Written exercise: Find how many lines of the listing below include the word "autoridad", then report the number by itself.

Entries shown:
-- begin --
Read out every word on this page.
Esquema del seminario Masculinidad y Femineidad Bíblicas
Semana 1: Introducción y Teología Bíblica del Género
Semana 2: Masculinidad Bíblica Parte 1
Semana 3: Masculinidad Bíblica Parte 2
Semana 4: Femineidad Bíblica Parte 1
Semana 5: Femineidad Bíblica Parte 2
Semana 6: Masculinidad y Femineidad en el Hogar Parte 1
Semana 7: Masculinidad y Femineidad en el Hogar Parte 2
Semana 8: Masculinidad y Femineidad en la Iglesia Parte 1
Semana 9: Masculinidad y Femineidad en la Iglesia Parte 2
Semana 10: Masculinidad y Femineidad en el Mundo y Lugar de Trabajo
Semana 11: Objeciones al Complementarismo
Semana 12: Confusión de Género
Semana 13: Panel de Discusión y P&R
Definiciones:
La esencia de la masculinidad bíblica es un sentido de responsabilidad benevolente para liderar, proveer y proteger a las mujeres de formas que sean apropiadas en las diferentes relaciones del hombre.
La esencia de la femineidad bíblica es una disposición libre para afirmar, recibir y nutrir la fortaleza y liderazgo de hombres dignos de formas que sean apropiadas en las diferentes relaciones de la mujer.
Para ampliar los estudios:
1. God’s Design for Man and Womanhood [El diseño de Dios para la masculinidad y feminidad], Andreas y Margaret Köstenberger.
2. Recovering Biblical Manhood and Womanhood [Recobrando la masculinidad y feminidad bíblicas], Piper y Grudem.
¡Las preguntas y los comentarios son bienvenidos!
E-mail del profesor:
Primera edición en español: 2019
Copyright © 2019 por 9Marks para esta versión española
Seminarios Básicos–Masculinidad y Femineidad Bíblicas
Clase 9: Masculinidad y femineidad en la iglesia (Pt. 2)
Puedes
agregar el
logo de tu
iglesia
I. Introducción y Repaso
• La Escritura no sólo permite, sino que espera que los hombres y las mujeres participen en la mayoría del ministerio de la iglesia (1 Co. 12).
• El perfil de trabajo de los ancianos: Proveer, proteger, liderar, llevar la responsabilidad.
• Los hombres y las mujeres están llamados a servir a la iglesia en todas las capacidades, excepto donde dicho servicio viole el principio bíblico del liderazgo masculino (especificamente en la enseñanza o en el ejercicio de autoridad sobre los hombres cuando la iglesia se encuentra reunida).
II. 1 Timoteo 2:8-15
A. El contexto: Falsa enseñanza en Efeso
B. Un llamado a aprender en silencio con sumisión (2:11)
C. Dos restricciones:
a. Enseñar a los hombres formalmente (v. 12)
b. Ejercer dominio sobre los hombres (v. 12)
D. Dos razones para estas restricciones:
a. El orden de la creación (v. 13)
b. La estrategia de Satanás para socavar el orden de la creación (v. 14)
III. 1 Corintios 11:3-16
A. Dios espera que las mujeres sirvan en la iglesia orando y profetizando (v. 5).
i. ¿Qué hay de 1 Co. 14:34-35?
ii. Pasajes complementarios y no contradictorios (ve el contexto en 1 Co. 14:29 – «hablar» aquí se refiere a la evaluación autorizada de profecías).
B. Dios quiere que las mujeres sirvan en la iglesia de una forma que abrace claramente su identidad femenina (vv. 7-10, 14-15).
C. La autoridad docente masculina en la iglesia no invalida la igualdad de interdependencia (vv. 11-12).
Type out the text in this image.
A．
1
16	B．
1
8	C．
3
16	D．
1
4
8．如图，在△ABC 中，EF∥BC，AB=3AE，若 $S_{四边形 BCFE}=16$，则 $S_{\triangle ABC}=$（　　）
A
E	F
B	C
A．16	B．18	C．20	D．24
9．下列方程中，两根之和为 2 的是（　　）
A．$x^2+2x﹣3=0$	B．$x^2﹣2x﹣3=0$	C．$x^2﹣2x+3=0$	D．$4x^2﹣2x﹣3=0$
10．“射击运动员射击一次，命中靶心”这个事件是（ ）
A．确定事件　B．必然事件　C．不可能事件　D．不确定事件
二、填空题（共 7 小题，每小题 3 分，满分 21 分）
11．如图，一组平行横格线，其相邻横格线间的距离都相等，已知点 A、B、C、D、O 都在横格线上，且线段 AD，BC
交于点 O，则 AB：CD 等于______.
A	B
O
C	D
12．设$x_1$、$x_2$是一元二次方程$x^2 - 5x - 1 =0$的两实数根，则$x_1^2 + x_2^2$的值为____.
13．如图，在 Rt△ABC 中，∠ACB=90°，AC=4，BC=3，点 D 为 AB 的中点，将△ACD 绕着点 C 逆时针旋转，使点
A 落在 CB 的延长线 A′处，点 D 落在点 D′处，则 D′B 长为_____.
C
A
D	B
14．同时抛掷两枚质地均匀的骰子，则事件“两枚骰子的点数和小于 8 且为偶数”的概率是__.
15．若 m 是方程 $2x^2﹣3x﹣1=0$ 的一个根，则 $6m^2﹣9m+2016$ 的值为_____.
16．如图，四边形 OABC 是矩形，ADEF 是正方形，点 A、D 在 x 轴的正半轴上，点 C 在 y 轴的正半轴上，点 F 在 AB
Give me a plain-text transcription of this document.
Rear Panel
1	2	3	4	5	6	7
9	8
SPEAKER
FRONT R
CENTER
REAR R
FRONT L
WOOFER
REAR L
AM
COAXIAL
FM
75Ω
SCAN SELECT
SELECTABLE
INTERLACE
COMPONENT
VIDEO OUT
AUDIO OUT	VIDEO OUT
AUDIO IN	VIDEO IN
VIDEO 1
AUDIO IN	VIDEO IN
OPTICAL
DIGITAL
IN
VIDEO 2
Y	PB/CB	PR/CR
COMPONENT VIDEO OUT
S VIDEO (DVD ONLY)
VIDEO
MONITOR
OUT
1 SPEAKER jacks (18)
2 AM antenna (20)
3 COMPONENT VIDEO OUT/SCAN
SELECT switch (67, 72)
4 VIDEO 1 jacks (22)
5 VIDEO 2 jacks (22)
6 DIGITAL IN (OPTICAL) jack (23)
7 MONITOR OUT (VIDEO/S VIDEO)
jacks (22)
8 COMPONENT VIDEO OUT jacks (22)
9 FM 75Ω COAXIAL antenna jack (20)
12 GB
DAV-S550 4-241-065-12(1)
-- end --
Output: 2